>> Begin PROVIDED RECORDS

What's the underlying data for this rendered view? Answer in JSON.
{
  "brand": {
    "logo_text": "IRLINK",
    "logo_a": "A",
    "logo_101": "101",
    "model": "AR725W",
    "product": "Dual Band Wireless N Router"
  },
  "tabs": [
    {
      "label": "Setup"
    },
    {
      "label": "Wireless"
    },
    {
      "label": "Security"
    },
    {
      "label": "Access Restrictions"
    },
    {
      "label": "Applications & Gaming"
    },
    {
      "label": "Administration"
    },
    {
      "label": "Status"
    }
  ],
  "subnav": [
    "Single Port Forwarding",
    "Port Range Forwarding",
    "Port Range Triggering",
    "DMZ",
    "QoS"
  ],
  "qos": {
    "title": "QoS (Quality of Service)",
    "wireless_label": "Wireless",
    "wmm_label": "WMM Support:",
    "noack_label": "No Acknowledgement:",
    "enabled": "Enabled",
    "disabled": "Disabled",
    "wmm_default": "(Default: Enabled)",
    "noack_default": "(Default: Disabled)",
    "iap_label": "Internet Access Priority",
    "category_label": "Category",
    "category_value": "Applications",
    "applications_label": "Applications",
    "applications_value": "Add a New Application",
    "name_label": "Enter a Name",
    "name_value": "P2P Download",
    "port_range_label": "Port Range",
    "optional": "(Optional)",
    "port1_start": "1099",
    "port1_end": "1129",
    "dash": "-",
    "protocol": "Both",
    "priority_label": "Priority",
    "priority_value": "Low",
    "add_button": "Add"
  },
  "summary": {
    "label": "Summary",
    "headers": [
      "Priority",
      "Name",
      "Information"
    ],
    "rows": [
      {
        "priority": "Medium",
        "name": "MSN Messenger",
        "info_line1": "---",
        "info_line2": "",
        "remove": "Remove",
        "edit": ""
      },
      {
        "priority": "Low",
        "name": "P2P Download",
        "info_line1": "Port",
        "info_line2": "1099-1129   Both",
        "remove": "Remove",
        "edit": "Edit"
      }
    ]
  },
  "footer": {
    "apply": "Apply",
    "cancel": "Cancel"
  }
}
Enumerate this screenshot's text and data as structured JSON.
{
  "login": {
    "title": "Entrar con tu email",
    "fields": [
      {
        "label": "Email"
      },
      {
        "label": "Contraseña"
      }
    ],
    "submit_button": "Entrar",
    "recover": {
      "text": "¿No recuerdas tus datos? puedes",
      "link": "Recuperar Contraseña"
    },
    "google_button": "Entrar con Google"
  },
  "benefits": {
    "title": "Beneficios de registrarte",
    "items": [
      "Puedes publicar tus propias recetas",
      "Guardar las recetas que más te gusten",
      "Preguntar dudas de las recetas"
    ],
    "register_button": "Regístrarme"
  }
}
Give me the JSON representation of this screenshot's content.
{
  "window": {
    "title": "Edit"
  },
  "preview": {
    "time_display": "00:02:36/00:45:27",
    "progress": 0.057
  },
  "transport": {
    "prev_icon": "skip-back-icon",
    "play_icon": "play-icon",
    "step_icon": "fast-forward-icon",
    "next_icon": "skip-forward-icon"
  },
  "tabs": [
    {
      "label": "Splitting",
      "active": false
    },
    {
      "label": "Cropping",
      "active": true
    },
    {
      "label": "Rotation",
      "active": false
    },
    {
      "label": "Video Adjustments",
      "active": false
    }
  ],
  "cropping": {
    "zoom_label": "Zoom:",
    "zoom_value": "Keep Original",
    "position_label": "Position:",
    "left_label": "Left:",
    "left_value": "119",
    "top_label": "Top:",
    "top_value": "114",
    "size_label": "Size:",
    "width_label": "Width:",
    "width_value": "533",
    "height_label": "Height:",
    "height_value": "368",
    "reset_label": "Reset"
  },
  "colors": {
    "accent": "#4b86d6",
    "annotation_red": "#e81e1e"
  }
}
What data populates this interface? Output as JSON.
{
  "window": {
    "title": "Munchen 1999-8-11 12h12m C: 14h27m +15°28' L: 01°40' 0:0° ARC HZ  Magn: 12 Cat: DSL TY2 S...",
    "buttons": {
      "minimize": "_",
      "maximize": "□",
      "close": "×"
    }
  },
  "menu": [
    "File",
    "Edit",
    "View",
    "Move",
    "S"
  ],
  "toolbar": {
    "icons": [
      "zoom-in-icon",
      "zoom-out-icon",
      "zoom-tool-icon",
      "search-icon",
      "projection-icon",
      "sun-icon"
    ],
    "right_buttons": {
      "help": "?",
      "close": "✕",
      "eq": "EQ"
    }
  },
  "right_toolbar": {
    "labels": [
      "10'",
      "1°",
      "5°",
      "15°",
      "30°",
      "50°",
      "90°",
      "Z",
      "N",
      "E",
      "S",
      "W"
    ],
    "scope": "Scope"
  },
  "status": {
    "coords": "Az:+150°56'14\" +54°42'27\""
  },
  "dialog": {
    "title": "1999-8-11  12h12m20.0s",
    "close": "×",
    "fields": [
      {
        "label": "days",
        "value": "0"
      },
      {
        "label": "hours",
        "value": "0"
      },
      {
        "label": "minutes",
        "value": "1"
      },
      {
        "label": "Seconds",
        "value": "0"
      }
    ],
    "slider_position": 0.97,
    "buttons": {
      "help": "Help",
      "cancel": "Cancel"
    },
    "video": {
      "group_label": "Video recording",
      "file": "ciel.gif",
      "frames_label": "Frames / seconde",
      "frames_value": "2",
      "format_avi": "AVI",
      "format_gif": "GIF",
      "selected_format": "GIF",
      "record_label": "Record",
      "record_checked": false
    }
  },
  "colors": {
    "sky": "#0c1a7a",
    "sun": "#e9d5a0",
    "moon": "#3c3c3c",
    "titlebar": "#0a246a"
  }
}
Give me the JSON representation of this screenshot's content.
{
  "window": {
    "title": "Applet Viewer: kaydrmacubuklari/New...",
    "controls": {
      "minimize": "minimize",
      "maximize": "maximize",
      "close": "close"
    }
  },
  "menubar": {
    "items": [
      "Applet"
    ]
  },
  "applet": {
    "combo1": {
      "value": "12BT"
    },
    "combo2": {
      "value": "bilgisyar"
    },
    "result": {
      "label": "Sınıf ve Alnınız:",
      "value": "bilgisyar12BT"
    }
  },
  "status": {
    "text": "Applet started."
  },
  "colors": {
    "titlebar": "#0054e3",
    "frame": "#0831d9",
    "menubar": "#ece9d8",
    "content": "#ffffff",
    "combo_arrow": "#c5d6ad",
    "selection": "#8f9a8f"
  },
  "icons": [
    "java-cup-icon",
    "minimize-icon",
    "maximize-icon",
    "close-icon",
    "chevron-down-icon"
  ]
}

>> End PROVIDED RECORDS

INSTRUCTION: Please output every record, keeping each line exact.

PROBLEM SOLUTION:
What's the underlying data for this rendered view? Answer in JSON.
{
  "brand": {
    "logo_text": "IRLINK",
    "logo_a": "A",
    "logo_101": "101",
    "model": "AR725W",
    "product": "Dual Band Wireless N Router"
  },
  "tabs": [
    {
      "label": "Setup"
    },
    {
      "label": "Wireless"
    },
    {
      "label": "Security"
    },
    {
      "label": "Access Restrictions"
    },
    {
      "label": "Applications & Gaming"
    },
    {
      "label": "Administration"
    },
    {
      "label": "Status"
    }
  ],
  "subnav": [
    "Single Port Forwarding",
    "Port Range Forwarding",
    "Port Range Triggering",
    "DMZ",
    "QoS"
  ],
  "qos": {
    "title": "QoS (Quality of Service)",
    "wireless_label": "Wireless",
    "wmm_label": "WMM Support:",
    "noack_label": "No Acknowledgement:",
    "enabled": "Enabled",
    "disabled": "Disabled",
    "wmm_default": "(Default: Enabled)",
    "noack_default": "(Default: Disabled)",
    "iap_label": "Internet Access Priority",
    "category_label": "Category",
    "category_value": "Applications",
    "applications_label": "Applications",
    "applications_value": "Add a New Application",
    "name_label": "Enter a Name",
    "name_value": "P2P Download",
    "port_range_label": "Port Range",
    "optional": "(Optional)",
    "port1_start": "1099",
    "port1_end": "1129",
    "dash": "-",
    "protocol": "Both",
    "priority_label": "Priority",
    "priority_value": "Low",
    "add_button": "Add"
  },
  "summary": {
    "label": "Summary",
    "headers": [
      "Priority",
      "Name",
      "Information"
    ],
    "rows": [
      {
        "priority": "Medium",
        "name": "MSN Messenger",
        "info_line1": "---",
        "info_line2": "",
        "remove": "Remove",
        "edit": ""
      },
      {
        "priority": "Low",
        "name": "P2P Download",
        "info_line1": "Port",
        "info_line2": "1099-1129   Both",
        "remove": "Remove",
        "edit": "Edit"
      }
    ]
  },
  "footer": {
    "apply": "Apply",
    "cancel": "Cancel"
  }
}
Enumerate this screenshot's text and data as structured JSON.
{
  "login": {
    "title": "Entrar con tu email",
    "fields": [
      {
        "label": "Email"
      },
      {
        "label": "Contraseña"
      }
    ],
    "submit_button": "Entrar",
    "recover": {
      "text": "¿No recuerdas tus datos? puedes",
      "link": "Recuperar Contraseña"
    },
    "google_button": "Entrar con Google"
  },
  "benefits": {
    "title": "Beneficios de registrarte",
    "items": [
      "Puedes publicar tus propias recetas",
      "Guardar las recetas que más te gusten",
      "Preguntar dudas de las recetas"
    ],
    "register_button": "Regístrarme"
  }
}
Give me the JSON representation of this screenshot's content.
{
  "window": {
    "title": "Edit"
  },
  "preview": {
    "time_display": "00:02:36/00:45:27",
    "progress": 0.057
  },
  "transport": {
    "prev_icon": "skip-back-icon",
    "play_icon": "play-icon",
    "step_icon": "fast-forward-icon",
    "next_icon": "skip-forward-icon"
  },
  "tabs": [
    {
      "label": "Splitting",
      "active": false
    },
    {
      "label": "Cropping",
      "active": true
    },
    {
      "label": "Rotation",
      "active": false
    },
    {
      "label": "Video Adjustments",
      "active": false
    }
  ],
  "cropping": {
    "zoom_label": "Zoom:",
    "zoom_value": "Keep Original",
    "position_label": "Position:",
    "left_label": "Left:",
    "left_value": "119",
    "top_label": "Top:",
    "top_value": "114",
    "size_label": "Size:",
    "width_label": "Width:",
    "width_value": "533",
    "height_label": "Height:",
    "height_value": "368",
    "reset_label": "Reset"
  },
  "colors": {
    "accent": "#4b86d6",
    "annotation_red": "#e81e1e"
  }
}
What data populates this interface? Output as JSON.
{
  "window": {
    "title": "Munchen 1999-8-11 12h12m C: 14h27m +15°28' L: 01°40' 0:0° ARC HZ  Magn: 12 Cat: DSL TY2 S...",
    "buttons": {
      "minimize": "_",
      "maximize": "□",
      "close": "×"
    }
  },
  "menu": [
    "File",
    "Edit",
    "View",
    "Move",
    "S"
  ],
  "toolbar": {
    "icons": [
      "zoom-in-icon",
      "zoom-out-icon",
      "zoom-tool-icon",
      "search-icon",
      "projection-icon",
      "sun-icon"
    ],
    "right_buttons": {
      "help": "?",
      "close": "✕",
      "eq": "EQ"
    }
  },
  "right_toolbar": {
    "labels": [
      "10'",
      "1°",
      "5°",
      "15°",
      "30°",
      "50°",
      "90°",
      "Z",
      "N",
      "E",
      "S",
      "W"
    ],
    "scope": "Scope"
  },
  "status": {
    "coords": "Az:+150°56'14\" +54°42'27\""
  },
  "dialog": {
    "title": "1999-8-11  12h12m20.0s",
    "close": "×",
    "fields": [
      {
        "label": "days",
        "value": "0"
      },
      {
        "label": "hours",
        "value": "0"
      },
      {
        "label": "minutes",
        "value": "1"
      },
      {
        "label": "Seconds",
        "value": "0"
      }
    ],
    "slider_position": 0.97,
    "buttons": {
      "help": "Help",
      "cancel": "Cancel"
    },
    "video": {
      "group_label": "Video recording",
      "file": "ciel.gif",
      "frames_label": "Frames / seconde",
      "frames_value": "2",
      "format_avi": "AVI",
      "format_gif": "GIF",
      "selected_format": "GIF",
      "record_label": "Record",
      "record_checked": false
    }
  },
  "colors": {
    "sky": "#0c1a7a",
    "sun": "#e9d5a0",
    "moon": "#3c3c3c",
    "titlebar": "#0a246a"
  }
}
Give me the JSON representation of this screenshot's content.
{
  "window": {
    "title": "Applet Viewer: kaydrmacubuklari/New...",
    "controls": {
      "minimize": "minimize",
      "maximize": "maximize",
      "close": "close"
    }
  },
  "menubar": {
    "items": [
      "Applet"
    ]
  },
  "applet": {
    "combo1": {
      "value": "12BT"
    },
    "combo2": {
      "value": "bilgisyar"
    },
    "result": {
      "label": "Sınıf ve Alnınız:",
      "value": "bilgisyar12BT"
    }
  },
  "status": {
    "text": "Applet started."
  },
  "colors": {
    "titlebar": "#0054e3",
    "frame": "#0831d9",
    "menubar": "#ece9d8",
    "content": "#ffffff",
    "combo_arrow": "#c5d6ad",
    "selection": "#8f9a8f"
  },
  "icons": [
    "java-cup-icon",
    "minimize-icon",
    "maximize-icon",
    "close-icon",
    "chevron-down-icon"
  ]
}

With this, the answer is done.